Are Electric Scooters Legal In The UK?

During a visit to Liverpool recently, and on seeing numerous electric scooters, my wife asked me: are electric scooters legal in the UK?

She didn’t think these scooters were legal, and she was right – sort of.

In this article, I will look at electric scooters and the law in detail, and will answer the question are electric scooters legal in the UK in the most simplistic way I can.

Below is a handy table of contents. Clicking on any of the article headers below will jump you straight to the place on this page you are interested in.

Are Electric Scooters Legal In The UK?

It is against the law to use a privately owned electric scooter in public places, including public roads and carriageways, in the United Kingdom.

However, it is legal to use an electric scooter through rentals schemes where electric scooter trials are taking place, provided you have a full or provisional driving licence with the entitlements AM, A or B (which automatically includes the Q entitlement needed for riding e-scooters).

Pretty much the same rules apply for riding e-scooters as they do for driving a car, like not using a mobile phone when riding an e-scooter, and not riding one whilst intoxicated.

are electric scooters legal in the uk e-scooter law

Locations Of E-Scooter Trials

The UK Government has set up a number of trials across the United Kingdom to assess the viability and safety of electric scooters, with the hope of one day applying regulation that will allow the use of such scooters, privately owned or not.

The areas where these trials are taking place are:

  • Bournemouth and Poole
  • Buckinghamshire (Aylesbury, High Wycombe and Princes Risborough)
  • Cambridge
  • Cheshire West and Chester (Chester)
  • Derby
  • Essex (Basildon, Braintree, Chelmsford and Colchester)
  • Gloucestershire (Cheltenham and Gloucester)
  • Great Yarmouth
  • Liverpool
  • London (participating boroughs)
  • Milton Keynes
  • Newcastle
  • North and West Northamptonshire (Northampton, Kettering, Corby and Wellingborough)
  • North Devon
  • Norwich
  • Nottingham
  • Oxfordshire (Oxford)
  • Redditch
  • Salford
  • Solent (Isle of Wight, Portsmouth and Southampton)
  • Somerset West (Taunton and Minehead)
  • South Somerset (Yeovil)
  • Tees Valley (Hartlepool and Middlesbrough)
  • West Midlands (Birmingham)
  • West of England Combined Authority (Bristol and Bath)
  • York

Is It Legal To Buy An Electric Scooter In The UK?

This area, to me, is where it all falls down.

It is perfectly legally to buy and own a private electric scooter in the UK.

****************************************

- _GIVEN TASK_:
Reproduce word for word everything in the article on UK electric scooter law above, from "Locations Of E-Scooter" down to "and Princes Risborough)".

****************************************

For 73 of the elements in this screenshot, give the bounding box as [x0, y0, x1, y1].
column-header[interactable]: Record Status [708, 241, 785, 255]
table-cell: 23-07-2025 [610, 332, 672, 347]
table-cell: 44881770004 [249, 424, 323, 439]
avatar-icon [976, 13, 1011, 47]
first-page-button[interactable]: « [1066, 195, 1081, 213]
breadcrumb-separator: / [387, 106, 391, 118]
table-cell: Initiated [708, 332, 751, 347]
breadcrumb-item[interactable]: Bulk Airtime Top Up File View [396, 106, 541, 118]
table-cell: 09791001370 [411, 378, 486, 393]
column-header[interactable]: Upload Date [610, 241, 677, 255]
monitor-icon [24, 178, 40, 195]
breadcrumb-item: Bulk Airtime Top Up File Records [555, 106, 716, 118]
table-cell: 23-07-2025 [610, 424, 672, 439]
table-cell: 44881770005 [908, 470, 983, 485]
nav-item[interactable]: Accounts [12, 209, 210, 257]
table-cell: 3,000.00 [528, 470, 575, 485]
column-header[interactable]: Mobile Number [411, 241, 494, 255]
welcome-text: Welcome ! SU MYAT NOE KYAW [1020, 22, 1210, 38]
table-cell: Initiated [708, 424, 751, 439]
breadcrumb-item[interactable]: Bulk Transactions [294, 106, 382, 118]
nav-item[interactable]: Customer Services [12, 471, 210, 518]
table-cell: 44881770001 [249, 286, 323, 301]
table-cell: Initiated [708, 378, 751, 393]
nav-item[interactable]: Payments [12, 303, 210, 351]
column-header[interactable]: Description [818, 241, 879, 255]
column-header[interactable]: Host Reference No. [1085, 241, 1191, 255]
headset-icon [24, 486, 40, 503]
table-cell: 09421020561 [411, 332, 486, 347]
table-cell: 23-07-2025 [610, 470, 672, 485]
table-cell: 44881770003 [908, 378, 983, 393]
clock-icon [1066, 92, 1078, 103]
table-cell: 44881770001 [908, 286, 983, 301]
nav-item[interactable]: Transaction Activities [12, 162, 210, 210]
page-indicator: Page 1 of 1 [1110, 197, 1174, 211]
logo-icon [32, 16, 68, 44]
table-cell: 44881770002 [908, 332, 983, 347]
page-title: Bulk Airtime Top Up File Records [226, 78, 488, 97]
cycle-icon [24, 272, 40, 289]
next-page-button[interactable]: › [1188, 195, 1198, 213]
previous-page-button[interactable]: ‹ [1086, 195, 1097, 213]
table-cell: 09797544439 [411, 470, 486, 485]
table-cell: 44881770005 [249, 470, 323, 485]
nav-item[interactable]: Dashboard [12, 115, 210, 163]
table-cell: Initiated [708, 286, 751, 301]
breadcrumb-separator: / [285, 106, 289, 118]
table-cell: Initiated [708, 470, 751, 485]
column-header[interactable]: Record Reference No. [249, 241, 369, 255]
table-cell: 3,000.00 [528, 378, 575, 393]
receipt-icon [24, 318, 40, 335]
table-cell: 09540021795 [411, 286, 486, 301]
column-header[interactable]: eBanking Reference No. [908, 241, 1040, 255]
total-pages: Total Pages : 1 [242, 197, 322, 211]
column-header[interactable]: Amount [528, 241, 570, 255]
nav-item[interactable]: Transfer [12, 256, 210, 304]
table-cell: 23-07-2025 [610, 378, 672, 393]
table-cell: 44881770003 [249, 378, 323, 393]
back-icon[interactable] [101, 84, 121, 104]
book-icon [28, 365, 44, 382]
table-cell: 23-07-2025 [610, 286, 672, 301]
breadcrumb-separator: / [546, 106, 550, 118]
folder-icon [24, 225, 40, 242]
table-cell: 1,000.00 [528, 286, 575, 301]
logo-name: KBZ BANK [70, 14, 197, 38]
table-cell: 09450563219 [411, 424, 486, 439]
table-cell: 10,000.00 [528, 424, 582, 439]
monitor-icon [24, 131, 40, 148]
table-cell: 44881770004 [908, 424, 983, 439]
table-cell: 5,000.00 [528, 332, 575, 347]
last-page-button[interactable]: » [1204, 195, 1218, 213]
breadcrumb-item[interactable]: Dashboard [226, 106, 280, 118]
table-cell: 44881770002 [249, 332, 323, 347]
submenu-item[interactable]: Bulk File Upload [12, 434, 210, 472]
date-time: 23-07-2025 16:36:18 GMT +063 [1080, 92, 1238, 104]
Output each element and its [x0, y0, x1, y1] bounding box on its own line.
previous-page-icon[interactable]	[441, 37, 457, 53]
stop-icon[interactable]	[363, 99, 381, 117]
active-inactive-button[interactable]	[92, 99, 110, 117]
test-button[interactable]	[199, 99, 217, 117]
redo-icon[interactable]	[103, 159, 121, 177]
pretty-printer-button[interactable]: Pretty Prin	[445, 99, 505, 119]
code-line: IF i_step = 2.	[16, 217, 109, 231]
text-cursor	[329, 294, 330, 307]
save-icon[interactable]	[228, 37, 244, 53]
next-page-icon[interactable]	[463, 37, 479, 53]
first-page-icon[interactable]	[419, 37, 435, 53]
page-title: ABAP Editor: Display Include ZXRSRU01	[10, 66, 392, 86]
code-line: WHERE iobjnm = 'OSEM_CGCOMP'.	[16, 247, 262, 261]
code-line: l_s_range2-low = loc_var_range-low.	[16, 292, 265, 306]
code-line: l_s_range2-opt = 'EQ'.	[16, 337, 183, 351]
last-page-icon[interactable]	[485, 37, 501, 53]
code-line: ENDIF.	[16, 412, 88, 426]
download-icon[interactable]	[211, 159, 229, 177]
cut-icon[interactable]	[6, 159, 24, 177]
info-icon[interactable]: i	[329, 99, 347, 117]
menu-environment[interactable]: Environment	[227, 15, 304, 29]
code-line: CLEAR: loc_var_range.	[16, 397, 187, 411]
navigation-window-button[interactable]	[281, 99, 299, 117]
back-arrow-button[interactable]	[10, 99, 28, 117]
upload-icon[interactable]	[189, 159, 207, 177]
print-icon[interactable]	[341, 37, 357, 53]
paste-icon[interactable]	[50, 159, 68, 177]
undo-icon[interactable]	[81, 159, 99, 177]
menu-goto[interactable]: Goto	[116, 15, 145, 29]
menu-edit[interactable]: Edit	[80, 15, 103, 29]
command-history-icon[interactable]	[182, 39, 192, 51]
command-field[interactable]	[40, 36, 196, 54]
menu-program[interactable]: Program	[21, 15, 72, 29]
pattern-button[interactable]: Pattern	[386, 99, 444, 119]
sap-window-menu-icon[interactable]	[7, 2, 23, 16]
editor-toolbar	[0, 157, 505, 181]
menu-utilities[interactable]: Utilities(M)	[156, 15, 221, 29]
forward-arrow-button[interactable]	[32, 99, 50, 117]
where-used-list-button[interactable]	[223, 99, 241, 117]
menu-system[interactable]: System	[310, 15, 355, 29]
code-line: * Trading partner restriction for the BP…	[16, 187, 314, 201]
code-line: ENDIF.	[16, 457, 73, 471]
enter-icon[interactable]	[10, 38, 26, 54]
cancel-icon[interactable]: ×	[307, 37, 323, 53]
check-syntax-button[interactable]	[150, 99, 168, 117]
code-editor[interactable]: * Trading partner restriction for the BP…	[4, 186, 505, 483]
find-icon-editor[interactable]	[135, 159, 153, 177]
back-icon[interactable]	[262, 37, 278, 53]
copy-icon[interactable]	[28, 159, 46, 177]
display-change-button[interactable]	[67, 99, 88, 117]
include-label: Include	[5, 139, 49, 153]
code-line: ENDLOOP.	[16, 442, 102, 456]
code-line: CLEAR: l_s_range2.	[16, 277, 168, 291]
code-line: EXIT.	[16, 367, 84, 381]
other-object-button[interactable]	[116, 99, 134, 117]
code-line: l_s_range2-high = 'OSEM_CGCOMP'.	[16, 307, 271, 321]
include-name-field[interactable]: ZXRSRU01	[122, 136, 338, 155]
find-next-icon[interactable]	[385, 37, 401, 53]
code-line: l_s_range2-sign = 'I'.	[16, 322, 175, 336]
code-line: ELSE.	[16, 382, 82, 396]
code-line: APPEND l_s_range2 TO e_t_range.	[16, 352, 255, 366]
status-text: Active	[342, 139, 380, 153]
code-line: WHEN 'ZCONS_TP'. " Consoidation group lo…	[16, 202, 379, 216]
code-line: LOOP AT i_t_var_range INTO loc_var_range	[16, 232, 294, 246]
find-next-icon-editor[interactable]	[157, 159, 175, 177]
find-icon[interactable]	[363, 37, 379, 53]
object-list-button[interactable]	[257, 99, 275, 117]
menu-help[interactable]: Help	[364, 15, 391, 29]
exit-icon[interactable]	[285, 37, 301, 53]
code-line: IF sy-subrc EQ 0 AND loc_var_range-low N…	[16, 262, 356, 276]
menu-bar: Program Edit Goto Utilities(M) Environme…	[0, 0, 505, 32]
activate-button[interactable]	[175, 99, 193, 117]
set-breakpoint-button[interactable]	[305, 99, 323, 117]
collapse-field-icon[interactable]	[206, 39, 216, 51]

****************************************

- _TASK ANSWER_:
Locations Of E-Scooter Trials

The UK Government has set up a number of trials across the United Kingdom to assess the viability and safety of electric scooters, with the hope of one day applying regulation that will allow the use of such scooters, privately owned or not.

The areas where these trials are taking place are:

  • Bournemouth and Poole
  • Buckinghamshire (Aylesbury, High Wycombe and Princes Risborough)